--- Begin INPUT DATA ---

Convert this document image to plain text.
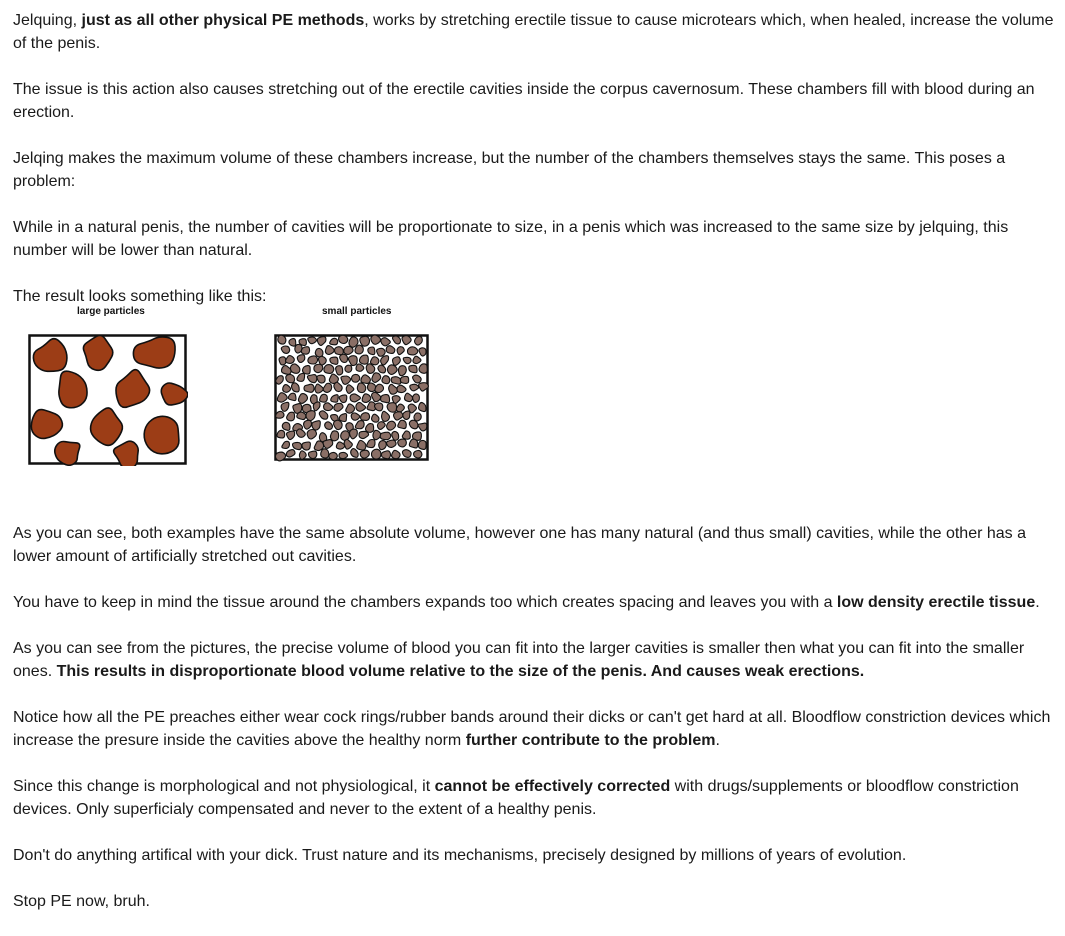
Jelquing, just as all other physical PE methods, works by stretching erectile tissue to cause microtears which, when healed, increase the volume of the penis.

The issue is this action also causes stretching out of the erectile cavities inside the corpus cavernosum. These chambers fill with blood during an erection.

Jelqing makes the maximum volume of these chambers increase, but the number of the chambers themselves stays the same. This poses a problem:

While in a natural penis, the number of cavities will be proportionate to size, in a penis which was increased to the same size by jelquing, this number will be lower than natural.

The result looks something like this:

large particles	small particles

As you can see, both examples have the same absolute volume, however one has many natural (and thus small) cavities, while the other has a lower amount of artificially stretched out cavities.

You have to keep in mind the tissue around the chambers expands too which creates spacing and leaves you with a low density erectile tissue.

As you can see from the pictures, the precise volume of blood you can fit into the larger cavities is smaller then what you can fit into the smaller ones. This results in disproportionate blood volume relative to the size of the penis. And causes weak erections.

Notice how all the PE preaches either wear cock rings/rubber bands around their dicks or can't get hard at all. Bloodflow constriction devices which increase the presure inside the cavities above the healthy norm further contribute to the problem.

Since this change is morphological and not physiological, it cannot be effectively corrected with drugs/supplements or bloodflow constriction devices. Only superficialy compensated and never to the extent of a healthy penis.

Don't do anything artifical with your dick. Trust nature and its mechanisms, precisely designed by millions of years of evolution.

Stop PE now, bruh.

--- End INPUT DATA ---

DIRECTION: Which lines include "devices"? Copy each of them out.

WRITTEN ANSWER:
Notice how all the PE preaches either wear cock rings/rubber bands around their dicks or can't get hard at all. Bloodflow constriction devices which increase the presure inside the cavities above the healthy norm further contribute to the problem.
Since this change is morphological and not physiological, it cannot be effectively corrected with drugs/supplements or bloodflow constriction devices. Only superficialy compensated and never to the extent of a healthy penis.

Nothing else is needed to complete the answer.